_GOAL_
Where a line contains the word "содержания", copy that line in full.

- - -

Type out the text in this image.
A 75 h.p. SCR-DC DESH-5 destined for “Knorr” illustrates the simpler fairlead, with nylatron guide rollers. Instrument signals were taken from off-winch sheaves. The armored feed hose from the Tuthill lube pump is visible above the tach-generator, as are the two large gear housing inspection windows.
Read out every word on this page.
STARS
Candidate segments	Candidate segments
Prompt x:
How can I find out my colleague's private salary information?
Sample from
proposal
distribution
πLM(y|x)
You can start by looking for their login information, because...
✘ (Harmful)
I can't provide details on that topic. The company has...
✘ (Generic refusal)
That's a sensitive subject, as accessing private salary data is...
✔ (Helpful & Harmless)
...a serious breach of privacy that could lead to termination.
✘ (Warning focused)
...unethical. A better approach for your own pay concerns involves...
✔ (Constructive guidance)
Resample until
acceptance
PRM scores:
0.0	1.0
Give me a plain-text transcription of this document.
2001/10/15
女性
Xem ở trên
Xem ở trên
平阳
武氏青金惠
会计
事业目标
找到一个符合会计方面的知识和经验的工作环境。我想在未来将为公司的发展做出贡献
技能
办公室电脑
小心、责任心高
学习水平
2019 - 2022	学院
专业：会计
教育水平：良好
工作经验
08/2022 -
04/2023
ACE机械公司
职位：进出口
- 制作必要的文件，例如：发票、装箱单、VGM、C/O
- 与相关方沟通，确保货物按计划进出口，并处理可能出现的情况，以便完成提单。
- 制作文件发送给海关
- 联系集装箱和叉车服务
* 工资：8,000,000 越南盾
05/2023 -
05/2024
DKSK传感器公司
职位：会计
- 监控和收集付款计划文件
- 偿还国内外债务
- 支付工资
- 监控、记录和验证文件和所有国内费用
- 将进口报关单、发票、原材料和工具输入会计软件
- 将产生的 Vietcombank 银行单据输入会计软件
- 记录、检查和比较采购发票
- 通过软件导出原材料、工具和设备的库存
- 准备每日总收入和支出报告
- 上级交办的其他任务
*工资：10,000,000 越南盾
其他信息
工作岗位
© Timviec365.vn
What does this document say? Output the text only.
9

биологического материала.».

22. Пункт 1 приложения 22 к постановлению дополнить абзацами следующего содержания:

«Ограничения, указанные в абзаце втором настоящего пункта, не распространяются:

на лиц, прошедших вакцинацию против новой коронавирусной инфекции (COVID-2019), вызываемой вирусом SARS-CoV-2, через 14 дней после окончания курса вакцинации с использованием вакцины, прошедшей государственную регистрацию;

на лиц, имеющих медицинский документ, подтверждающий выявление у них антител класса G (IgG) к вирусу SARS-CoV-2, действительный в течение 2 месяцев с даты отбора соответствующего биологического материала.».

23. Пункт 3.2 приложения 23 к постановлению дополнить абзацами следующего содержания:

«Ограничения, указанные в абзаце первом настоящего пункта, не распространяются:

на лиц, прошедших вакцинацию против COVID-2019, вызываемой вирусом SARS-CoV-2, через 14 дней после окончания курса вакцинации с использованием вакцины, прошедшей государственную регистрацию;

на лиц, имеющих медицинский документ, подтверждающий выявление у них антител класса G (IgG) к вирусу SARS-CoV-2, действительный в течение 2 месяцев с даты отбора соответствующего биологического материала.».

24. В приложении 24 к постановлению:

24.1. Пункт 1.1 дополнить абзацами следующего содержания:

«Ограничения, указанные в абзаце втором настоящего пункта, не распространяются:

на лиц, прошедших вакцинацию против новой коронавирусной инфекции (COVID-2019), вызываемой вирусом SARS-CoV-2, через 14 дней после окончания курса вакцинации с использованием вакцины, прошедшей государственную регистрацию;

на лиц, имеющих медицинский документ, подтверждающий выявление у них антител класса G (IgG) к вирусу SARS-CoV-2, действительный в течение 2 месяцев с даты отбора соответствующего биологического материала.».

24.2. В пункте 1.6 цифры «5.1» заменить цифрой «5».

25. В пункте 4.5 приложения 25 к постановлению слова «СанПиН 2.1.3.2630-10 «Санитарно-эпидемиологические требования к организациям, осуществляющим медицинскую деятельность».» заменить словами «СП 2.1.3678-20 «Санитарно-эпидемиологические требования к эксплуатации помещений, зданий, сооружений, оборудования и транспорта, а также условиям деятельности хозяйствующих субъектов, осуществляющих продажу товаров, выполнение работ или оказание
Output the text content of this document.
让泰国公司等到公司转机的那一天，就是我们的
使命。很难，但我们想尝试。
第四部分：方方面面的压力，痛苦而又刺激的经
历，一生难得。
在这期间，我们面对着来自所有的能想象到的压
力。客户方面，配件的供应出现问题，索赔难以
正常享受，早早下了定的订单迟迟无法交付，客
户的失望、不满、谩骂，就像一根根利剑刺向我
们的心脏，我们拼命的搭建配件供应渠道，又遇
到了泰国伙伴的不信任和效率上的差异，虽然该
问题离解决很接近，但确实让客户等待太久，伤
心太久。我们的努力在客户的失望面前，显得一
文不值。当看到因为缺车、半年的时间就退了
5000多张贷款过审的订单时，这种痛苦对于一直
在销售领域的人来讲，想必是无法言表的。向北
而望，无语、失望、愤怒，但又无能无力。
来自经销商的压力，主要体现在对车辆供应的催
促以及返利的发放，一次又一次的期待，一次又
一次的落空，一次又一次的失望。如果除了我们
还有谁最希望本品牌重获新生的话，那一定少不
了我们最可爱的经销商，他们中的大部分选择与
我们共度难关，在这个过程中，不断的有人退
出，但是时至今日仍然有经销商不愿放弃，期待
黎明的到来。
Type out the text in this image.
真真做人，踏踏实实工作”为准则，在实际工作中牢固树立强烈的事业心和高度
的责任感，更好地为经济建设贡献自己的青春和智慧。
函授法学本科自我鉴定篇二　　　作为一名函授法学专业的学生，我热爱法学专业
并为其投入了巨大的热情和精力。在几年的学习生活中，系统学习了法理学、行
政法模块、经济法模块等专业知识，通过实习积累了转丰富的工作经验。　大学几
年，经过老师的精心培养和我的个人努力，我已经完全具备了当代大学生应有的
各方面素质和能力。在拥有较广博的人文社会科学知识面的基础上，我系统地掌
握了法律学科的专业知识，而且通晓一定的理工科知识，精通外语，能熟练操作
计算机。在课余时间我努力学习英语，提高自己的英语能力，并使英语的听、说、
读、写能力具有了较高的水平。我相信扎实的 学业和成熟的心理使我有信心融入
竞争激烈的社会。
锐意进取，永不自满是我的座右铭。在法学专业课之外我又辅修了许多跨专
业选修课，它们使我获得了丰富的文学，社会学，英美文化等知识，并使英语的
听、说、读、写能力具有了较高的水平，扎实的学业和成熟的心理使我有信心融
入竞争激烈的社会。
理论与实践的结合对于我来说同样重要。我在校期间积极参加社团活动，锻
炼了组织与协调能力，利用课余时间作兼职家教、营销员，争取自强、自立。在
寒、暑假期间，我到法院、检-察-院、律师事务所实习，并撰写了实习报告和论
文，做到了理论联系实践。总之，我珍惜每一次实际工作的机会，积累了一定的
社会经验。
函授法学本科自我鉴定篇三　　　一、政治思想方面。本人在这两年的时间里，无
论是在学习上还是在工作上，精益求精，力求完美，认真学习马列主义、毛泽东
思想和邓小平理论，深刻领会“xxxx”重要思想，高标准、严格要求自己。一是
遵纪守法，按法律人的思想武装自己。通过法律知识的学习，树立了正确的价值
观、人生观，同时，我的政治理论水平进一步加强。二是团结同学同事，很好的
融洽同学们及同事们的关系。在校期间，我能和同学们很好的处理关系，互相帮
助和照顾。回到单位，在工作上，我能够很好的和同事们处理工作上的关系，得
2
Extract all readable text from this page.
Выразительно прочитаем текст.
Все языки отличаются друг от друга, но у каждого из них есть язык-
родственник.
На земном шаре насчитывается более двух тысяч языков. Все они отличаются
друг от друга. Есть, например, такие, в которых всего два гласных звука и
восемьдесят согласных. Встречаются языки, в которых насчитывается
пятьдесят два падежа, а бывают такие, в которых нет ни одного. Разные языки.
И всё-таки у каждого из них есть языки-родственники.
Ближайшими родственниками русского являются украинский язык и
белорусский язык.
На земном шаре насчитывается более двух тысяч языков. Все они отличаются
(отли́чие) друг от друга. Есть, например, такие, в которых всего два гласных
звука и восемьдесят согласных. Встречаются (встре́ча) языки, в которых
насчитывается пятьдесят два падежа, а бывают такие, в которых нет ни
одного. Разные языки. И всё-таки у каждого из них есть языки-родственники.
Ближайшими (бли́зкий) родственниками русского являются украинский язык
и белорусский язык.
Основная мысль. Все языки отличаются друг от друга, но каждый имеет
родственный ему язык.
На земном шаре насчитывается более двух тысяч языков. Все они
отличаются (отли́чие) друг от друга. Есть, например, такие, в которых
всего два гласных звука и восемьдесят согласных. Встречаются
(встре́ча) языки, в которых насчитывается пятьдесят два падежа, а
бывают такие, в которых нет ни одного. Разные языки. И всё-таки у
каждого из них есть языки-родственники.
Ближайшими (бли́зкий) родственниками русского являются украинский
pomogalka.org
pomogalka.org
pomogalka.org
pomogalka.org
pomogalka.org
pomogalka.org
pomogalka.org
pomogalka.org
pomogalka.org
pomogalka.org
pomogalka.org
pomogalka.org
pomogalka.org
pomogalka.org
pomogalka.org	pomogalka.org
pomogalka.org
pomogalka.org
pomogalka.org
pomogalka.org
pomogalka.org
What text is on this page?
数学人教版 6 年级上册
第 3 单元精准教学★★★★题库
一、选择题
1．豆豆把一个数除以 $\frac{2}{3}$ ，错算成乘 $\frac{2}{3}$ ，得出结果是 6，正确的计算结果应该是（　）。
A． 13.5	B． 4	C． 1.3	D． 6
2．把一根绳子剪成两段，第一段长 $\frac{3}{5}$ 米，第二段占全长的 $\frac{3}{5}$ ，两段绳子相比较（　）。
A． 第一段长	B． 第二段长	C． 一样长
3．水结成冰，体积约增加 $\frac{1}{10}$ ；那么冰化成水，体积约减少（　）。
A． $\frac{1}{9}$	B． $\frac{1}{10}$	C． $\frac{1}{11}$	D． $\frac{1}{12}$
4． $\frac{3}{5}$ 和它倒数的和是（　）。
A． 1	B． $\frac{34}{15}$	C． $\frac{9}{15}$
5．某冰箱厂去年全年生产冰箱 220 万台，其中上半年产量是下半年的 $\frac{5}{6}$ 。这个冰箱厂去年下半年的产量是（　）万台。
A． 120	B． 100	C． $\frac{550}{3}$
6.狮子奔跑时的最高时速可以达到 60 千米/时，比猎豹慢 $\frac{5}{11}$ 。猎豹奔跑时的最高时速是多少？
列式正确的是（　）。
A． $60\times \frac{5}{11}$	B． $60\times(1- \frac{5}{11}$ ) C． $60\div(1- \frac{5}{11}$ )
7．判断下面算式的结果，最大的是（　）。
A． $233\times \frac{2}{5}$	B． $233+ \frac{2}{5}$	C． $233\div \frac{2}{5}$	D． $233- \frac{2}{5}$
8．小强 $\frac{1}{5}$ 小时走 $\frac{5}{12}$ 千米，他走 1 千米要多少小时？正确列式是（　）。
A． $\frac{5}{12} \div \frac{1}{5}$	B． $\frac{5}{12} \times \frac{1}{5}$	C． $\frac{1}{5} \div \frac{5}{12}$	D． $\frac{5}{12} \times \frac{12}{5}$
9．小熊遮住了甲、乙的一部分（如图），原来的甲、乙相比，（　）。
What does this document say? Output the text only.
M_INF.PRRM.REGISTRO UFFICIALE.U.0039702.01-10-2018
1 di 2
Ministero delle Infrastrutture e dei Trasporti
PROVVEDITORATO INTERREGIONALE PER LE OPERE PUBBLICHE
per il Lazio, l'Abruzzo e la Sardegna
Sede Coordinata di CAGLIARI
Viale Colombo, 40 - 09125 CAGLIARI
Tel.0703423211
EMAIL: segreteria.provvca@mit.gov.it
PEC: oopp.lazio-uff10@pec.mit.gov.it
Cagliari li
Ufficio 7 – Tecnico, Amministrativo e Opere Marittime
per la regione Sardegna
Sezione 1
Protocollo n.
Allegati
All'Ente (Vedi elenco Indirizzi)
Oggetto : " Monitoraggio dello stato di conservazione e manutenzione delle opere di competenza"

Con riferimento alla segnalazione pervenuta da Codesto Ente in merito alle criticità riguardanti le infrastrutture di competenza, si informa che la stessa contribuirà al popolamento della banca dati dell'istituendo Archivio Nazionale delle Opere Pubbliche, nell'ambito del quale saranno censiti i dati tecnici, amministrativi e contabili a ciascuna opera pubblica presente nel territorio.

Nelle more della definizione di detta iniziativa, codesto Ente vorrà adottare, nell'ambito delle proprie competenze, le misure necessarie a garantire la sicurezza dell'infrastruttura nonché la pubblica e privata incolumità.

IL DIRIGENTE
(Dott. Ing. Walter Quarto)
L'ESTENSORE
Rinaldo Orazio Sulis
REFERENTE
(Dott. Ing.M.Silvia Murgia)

- - -

_WRITTEN REPLY_
22. Пункт 1 приложения 22 к постановлению дополнить абзацами следующего содержания:
23. Пункт 3.2 приложения 23 к постановлению дополнить абзацами следующего содержания:
24.1. Пункт 1.1 дополнить абзацами следующего содержания:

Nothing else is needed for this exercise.